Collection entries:

------------------------------------------------

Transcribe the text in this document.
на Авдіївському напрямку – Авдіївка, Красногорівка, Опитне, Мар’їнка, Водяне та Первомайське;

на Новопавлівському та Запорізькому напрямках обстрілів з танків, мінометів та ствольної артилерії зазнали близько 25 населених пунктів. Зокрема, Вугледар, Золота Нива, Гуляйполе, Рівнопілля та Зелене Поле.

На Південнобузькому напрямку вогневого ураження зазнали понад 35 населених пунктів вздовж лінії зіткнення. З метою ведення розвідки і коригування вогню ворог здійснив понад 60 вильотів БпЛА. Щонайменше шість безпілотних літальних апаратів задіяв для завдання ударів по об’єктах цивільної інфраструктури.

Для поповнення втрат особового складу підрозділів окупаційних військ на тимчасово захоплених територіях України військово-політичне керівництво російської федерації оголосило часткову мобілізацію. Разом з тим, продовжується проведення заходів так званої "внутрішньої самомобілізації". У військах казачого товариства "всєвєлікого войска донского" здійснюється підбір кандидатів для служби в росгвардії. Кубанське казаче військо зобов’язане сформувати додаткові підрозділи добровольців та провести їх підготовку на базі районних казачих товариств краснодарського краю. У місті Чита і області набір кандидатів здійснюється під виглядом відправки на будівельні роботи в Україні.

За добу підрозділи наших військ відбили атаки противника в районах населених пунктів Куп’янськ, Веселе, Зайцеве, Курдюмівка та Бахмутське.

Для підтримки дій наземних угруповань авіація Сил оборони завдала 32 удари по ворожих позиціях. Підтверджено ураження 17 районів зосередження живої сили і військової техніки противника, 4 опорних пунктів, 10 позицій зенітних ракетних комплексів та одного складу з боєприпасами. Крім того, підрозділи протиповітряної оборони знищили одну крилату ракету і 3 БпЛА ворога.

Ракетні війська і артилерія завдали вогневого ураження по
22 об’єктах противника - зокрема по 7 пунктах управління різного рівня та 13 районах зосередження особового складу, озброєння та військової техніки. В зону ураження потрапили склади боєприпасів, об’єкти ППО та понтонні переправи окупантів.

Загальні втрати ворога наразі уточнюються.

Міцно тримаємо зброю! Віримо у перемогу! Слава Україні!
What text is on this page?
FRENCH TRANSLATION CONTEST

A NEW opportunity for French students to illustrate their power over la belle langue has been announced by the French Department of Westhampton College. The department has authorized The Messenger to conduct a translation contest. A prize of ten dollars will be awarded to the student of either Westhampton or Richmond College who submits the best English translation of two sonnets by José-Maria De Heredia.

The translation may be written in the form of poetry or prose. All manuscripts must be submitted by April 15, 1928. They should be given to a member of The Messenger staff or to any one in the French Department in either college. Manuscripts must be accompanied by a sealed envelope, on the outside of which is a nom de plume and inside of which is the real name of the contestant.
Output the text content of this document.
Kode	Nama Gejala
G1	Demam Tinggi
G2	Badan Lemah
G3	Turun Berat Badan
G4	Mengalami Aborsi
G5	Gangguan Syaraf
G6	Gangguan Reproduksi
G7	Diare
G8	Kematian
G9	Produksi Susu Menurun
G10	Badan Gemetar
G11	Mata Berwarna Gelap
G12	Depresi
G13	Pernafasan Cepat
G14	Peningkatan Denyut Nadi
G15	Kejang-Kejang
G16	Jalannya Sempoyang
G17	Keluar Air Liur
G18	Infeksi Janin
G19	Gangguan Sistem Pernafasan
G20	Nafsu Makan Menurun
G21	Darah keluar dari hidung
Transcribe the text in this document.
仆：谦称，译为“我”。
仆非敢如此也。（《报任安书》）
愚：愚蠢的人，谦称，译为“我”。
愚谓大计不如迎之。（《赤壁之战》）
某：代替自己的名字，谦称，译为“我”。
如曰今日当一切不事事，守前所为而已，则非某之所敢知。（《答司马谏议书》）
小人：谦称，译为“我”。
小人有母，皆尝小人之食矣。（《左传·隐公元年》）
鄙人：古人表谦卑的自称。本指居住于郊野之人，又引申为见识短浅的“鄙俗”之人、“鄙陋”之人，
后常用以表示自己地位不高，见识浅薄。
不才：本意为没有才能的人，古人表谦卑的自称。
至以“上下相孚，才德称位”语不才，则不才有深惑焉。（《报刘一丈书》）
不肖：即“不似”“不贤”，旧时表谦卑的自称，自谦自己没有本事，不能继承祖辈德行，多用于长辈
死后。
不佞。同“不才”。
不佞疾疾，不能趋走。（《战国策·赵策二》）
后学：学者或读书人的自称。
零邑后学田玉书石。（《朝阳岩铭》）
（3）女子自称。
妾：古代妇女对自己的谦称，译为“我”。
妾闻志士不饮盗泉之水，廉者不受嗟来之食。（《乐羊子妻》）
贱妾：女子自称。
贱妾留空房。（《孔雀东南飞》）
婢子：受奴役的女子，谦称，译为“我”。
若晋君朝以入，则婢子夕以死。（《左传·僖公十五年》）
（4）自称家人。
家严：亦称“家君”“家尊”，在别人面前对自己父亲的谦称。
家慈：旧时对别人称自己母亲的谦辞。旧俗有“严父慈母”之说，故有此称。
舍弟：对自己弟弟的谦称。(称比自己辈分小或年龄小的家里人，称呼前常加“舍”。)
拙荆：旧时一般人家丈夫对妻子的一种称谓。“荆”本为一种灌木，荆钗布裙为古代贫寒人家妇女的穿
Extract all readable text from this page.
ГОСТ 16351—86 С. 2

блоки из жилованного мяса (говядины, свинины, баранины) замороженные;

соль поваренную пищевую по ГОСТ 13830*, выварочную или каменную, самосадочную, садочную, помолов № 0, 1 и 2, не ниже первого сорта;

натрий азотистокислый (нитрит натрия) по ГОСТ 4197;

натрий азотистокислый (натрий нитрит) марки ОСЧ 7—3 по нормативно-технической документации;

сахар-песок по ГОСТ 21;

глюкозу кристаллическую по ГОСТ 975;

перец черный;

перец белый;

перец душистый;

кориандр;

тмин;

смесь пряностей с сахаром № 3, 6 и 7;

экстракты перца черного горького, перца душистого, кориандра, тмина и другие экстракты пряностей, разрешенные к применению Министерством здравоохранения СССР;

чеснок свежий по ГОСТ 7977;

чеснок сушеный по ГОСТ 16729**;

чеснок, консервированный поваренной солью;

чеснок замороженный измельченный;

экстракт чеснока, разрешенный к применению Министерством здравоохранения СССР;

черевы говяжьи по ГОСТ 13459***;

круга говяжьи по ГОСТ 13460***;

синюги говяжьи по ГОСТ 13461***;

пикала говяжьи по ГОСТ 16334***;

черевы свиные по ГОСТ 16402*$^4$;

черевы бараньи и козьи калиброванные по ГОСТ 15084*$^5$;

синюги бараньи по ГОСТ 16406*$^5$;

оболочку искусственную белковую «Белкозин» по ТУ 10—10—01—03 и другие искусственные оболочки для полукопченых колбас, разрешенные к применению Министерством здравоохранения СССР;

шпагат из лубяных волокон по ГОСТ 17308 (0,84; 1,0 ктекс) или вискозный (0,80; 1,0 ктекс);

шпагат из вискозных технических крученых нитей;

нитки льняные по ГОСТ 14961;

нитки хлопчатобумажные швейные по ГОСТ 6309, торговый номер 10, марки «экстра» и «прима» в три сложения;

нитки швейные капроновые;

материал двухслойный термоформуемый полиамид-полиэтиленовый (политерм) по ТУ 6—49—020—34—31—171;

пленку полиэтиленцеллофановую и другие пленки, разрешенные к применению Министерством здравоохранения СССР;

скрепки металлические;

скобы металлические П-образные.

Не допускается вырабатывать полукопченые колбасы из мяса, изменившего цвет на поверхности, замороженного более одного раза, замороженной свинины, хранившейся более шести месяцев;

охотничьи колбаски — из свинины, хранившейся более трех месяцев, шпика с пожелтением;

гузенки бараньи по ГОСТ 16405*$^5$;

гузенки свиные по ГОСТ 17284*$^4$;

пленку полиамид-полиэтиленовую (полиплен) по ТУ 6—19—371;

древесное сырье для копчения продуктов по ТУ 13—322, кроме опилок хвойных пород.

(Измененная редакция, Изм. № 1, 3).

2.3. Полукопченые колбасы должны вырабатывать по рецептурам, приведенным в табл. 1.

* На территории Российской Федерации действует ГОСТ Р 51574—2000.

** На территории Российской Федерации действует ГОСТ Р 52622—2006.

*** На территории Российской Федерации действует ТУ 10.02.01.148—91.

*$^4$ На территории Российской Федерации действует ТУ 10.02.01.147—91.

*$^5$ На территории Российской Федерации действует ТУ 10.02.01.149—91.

------------------------------------------------

- TASK GOAL
Report back each line of the entries that holds the string "пленку".

- EXERCISE ANSWER
пленку полиэтиленцеллофановую и другие пленки, разрешенные к применению Министерством здравоохранения СССР;
пленку полиамид-полиэтиленовую (полиплен) по ТУ 6—19—371;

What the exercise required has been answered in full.